- **STATED EXERCISE**
Look for the string "лодки" and copy every line that has it.

======== DATA IN THIS EXERCISE

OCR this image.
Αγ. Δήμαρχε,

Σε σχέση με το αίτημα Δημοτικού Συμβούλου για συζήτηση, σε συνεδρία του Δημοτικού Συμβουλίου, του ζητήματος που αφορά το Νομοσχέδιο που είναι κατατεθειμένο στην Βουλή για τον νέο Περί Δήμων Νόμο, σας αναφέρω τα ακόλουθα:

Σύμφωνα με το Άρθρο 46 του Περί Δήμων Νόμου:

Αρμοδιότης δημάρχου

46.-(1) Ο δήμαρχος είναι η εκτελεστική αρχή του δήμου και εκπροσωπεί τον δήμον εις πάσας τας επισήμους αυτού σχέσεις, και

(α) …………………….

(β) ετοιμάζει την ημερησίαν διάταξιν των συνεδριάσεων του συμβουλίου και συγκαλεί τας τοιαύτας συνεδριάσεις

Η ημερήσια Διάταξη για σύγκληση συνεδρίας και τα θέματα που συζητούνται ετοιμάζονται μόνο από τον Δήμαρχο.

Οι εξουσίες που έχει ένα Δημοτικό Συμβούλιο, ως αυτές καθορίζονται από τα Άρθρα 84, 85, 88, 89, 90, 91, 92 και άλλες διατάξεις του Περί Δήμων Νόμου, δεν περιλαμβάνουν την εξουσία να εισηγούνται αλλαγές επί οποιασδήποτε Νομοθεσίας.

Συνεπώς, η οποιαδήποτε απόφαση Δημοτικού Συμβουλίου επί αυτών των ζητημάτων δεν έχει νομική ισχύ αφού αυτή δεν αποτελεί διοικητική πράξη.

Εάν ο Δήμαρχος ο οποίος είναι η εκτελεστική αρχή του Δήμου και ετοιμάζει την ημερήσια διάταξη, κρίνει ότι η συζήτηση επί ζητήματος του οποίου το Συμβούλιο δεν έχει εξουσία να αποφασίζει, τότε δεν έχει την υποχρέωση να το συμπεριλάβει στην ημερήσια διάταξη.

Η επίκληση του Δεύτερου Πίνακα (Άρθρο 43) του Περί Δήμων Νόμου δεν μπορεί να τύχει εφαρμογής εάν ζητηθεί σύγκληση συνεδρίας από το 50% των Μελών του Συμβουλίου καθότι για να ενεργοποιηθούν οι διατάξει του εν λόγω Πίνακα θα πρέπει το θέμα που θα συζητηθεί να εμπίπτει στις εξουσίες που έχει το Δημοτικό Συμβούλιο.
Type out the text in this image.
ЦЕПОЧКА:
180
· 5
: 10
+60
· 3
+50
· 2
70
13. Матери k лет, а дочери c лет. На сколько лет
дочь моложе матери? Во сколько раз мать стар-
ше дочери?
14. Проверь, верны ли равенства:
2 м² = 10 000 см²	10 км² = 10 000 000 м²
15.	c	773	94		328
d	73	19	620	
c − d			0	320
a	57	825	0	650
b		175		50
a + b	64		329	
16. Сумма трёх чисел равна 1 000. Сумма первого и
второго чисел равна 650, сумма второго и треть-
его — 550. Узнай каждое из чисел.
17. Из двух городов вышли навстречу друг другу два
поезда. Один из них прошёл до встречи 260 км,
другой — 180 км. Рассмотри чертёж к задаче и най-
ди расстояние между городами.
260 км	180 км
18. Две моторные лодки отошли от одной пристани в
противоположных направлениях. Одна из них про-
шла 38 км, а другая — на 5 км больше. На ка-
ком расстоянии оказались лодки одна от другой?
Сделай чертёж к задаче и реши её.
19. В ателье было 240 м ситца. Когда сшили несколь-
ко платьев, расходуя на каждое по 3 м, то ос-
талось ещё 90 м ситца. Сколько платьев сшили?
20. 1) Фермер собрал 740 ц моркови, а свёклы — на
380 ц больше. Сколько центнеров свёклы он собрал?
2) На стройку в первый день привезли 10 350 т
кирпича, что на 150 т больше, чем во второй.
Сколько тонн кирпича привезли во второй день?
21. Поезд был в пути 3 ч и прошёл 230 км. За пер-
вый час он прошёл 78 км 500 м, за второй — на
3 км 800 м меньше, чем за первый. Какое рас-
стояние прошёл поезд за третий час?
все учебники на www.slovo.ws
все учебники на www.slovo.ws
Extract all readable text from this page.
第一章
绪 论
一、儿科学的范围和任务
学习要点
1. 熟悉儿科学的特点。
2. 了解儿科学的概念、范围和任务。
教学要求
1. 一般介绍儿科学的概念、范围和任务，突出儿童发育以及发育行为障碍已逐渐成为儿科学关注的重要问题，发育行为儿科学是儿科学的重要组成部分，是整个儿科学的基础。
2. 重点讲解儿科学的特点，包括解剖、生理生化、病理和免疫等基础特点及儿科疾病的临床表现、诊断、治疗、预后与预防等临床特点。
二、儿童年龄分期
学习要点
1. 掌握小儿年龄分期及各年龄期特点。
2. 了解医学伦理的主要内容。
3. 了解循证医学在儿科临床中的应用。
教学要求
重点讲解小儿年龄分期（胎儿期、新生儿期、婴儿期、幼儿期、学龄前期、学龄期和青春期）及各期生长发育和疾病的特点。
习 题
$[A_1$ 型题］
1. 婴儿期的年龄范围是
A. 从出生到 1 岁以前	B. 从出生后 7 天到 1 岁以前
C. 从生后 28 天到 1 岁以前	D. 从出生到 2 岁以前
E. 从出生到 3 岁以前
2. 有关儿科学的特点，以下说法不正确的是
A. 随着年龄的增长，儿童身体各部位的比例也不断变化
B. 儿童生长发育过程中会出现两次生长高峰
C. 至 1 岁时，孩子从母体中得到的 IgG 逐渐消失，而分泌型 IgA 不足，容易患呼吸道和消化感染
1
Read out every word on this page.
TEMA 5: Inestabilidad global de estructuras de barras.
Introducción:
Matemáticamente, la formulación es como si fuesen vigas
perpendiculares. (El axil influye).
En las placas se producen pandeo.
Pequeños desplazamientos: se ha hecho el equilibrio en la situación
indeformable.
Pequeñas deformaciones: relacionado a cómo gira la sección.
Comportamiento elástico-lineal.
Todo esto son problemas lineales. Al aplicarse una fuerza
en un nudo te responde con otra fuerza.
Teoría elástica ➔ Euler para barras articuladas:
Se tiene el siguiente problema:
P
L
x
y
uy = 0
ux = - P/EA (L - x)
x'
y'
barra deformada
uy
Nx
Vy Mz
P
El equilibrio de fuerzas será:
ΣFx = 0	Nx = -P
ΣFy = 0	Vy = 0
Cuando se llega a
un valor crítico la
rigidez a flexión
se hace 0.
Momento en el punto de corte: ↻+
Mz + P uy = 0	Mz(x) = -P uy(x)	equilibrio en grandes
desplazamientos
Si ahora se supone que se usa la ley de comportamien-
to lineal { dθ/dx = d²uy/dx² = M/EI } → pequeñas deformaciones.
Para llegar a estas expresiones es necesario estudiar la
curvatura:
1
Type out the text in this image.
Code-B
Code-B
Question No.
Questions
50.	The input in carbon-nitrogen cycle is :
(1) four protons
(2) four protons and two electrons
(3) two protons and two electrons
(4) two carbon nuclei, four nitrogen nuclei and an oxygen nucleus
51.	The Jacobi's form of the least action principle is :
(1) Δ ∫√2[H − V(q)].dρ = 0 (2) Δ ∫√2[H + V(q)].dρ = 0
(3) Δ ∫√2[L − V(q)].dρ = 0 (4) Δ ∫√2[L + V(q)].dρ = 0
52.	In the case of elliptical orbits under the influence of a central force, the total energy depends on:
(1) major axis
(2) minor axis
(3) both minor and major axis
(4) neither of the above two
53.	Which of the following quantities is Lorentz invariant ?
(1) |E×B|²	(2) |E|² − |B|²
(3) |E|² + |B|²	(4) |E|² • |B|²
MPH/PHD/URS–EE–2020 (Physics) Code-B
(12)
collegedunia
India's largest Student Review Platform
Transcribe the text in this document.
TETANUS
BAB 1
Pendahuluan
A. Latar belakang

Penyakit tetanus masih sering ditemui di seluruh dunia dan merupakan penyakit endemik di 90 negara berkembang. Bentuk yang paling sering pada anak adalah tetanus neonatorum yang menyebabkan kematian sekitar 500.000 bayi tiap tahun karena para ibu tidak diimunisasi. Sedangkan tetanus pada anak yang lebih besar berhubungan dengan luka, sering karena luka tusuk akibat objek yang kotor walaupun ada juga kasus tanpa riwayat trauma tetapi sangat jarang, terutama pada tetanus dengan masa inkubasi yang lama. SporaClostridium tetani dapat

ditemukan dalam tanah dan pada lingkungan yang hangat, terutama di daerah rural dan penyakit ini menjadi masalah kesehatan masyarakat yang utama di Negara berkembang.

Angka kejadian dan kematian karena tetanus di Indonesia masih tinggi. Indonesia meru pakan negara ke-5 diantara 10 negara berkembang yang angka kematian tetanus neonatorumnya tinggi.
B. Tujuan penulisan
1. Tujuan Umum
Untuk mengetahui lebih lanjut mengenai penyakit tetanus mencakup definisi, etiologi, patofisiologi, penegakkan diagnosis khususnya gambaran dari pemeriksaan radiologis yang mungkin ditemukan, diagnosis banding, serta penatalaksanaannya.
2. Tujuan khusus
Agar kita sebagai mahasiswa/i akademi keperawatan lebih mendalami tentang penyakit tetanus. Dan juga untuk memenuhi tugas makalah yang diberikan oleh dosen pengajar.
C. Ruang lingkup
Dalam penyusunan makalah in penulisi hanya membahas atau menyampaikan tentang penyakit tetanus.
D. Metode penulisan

================

- **COMPLETED TASK**
18. Две моторные лодки отошли от одной пристани в
ком расстоянии оказались лодки одна от другой?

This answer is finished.